Exercise directions
Output every entry exactly as given.

########################################

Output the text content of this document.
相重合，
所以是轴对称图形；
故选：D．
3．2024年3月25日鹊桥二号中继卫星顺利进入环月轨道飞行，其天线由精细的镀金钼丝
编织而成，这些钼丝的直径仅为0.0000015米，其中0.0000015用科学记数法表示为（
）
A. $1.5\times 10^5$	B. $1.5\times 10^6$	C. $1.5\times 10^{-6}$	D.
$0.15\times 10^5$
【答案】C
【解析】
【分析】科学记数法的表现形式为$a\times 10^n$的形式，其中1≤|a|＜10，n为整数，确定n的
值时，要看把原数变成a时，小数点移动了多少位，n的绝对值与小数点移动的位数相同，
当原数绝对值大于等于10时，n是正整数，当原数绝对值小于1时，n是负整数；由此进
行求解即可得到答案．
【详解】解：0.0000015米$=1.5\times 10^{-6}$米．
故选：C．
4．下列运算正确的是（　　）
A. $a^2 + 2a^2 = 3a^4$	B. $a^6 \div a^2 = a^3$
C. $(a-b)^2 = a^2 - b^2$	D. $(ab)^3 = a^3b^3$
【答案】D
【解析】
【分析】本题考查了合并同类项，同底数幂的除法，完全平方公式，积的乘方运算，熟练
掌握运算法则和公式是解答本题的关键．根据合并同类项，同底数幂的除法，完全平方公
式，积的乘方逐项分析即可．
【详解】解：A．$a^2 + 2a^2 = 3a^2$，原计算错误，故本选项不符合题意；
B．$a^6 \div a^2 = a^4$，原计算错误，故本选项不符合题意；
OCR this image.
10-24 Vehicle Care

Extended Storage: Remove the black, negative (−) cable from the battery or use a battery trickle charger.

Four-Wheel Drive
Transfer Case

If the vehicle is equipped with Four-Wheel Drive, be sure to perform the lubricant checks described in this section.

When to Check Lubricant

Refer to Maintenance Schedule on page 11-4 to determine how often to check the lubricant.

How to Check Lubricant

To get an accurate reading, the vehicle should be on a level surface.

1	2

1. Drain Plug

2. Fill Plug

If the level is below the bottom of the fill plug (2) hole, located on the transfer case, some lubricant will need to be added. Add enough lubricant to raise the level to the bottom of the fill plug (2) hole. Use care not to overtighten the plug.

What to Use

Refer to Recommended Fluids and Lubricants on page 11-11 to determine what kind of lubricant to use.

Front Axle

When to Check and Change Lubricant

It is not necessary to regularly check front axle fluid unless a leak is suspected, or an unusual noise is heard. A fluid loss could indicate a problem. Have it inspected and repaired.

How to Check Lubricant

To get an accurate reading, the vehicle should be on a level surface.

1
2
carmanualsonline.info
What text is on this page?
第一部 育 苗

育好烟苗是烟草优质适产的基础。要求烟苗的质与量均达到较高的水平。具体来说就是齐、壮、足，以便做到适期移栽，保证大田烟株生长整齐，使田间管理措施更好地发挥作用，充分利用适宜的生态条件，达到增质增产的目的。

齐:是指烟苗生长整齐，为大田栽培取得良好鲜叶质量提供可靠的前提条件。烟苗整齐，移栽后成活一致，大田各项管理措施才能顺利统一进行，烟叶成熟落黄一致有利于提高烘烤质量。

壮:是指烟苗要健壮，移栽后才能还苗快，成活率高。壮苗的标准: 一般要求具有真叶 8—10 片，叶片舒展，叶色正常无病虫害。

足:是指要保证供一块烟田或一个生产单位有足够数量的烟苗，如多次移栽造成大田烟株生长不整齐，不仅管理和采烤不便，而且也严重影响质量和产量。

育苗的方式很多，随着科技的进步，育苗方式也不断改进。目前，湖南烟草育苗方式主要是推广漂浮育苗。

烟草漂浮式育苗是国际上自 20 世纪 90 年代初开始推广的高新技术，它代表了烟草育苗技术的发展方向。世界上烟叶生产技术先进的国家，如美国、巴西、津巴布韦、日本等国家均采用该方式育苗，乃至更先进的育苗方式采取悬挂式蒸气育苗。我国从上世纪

########################################

Worked answer
Output the text content of this document.
相重合，
所以是轴对称图形；
故选：D．
3．2024年3月25日鹊桥二号中继卫星顺利进入环月轨道飞行，其天线由精细的镀金钼丝
编织而成，这些钼丝的直径仅为0.0000015米，其中0.0000015用科学记数法表示为（
）
A. $1.5\times 10^5$	B. $1.5\times 10^6$	C. $1.5\times 10^{-6}$	D.
$0.15\times 10^5$
【答案】C
【解析】
【分析】科学记数法的表现形式为$a\times 10^n$的形式，其中1≤|a|＜10，n为整数，确定n的
值时，要看把原数变成a时，小数点移动了多少位，n的绝对值与小数点移动的位数相同，
当原数绝对值大于等于10时，n是正整数，当原数绝对值小于1时，n是负整数；由此进
行求解即可得到答案．
【详解】解：0.0000015米$=1.5\times 10^{-6}$米．
故选：C．
4．下列运算正确的是（　　）
A. $a^2 + 2a^2 = 3a^4$	B. $a^6 \div a^2 = a^3$
C. $(a-b)^2 = a^2 - b^2$	D. $(ab)^3 = a^3b^3$
【答案】D
【解析】
【分析】本题考查了合并同类项，同底数幂的除法，完全平方公式，积的乘方运算，熟练
掌握运算法则和公式是解答本题的关键．根据合并同类项，同底数幂的除法，完全平方公
式，积的乘方逐项分析即可．
【详解】解：A．$a^2 + 2a^2 = 3a^2$，原计算错误，故本选项不符合题意；
B．$a^6 \div a^2 = a^4$，原计算错误，故本选项不符合题意；
OCR this image.
10-24 Vehicle Care

Extended Storage: Remove the black, negative (−) cable from the battery or use a battery trickle charger.

Four-Wheel Drive
Transfer Case

If the vehicle is equipped with Four-Wheel Drive, be sure to perform the lubricant checks described in this section.

When to Check Lubricant

Refer to Maintenance Schedule on page 11-4 to determine how often to check the lubricant.

How to Check Lubricant

To get an accurate reading, the vehicle should be on a level surface.

1	2

1. Drain Plug

2. Fill Plug

If the level is below the bottom of the fill plug (2) hole, located on the transfer case, some lubricant will need to be added. Add enough lubricant to raise the level to the bottom of the fill plug (2) hole. Use care not to overtighten the plug.

What to Use

Refer to Recommended Fluids and Lubricants on page 11-11 to determine what kind of lubricant to use.

Front Axle

When to Check and Change Lubricant

It is not necessary to regularly check front axle fluid unless a leak is suspected, or an unusual noise is heard. A fluid loss could indicate a problem. Have it inspected and repaired.

How to Check Lubricant

To get an accurate reading, the vehicle should be on a level surface.

1
2
carmanualsonline.info
What text is on this page?
第一部 育 苗

育好烟苗是烟草优质适产的基础。要求烟苗的质与量均达到较高的水平。具体来说就是齐、壮、足，以便做到适期移栽，保证大田烟株生长整齐，使田间管理措施更好地发挥作用，充分利用适宜的生态条件，达到增质增产的目的。

齐:是指烟苗生长整齐，为大田栽培取得良好鲜叶质量提供可靠的前提条件。烟苗整齐，移栽后成活一致，大田各项管理措施才能顺利统一进行，烟叶成熟落黄一致有利于提高烘烤质量。

壮:是指烟苗要健壮，移栽后才能还苗快，成活率高。壮苗的标准: 一般要求具有真叶 8—10 片，叶片舒展，叶色正常无病虫害。

足:是指要保证供一块烟田或一个生产单位有足够数量的烟苗，如多次移栽造成大田烟株生长不整齐，不仅管理和采烤不便，而且也严重影响质量和产量。

育苗的方式很多，随着科技的进步，育苗方式也不断改进。目前，湖南烟草育苗方式主要是推广漂浮育苗。

烟草漂浮式育苗是国际上自 20 世纪 90 年代初开始推广的高新技术，它代表了烟草育苗技术的发展方向。世界上烟叶生产技术先进的国家，如美国、巴西、津巴布韦、日本等国家均采用该方式育苗，乃至更先进的育苗方式采取悬挂式蒸气育苗。我国从上世纪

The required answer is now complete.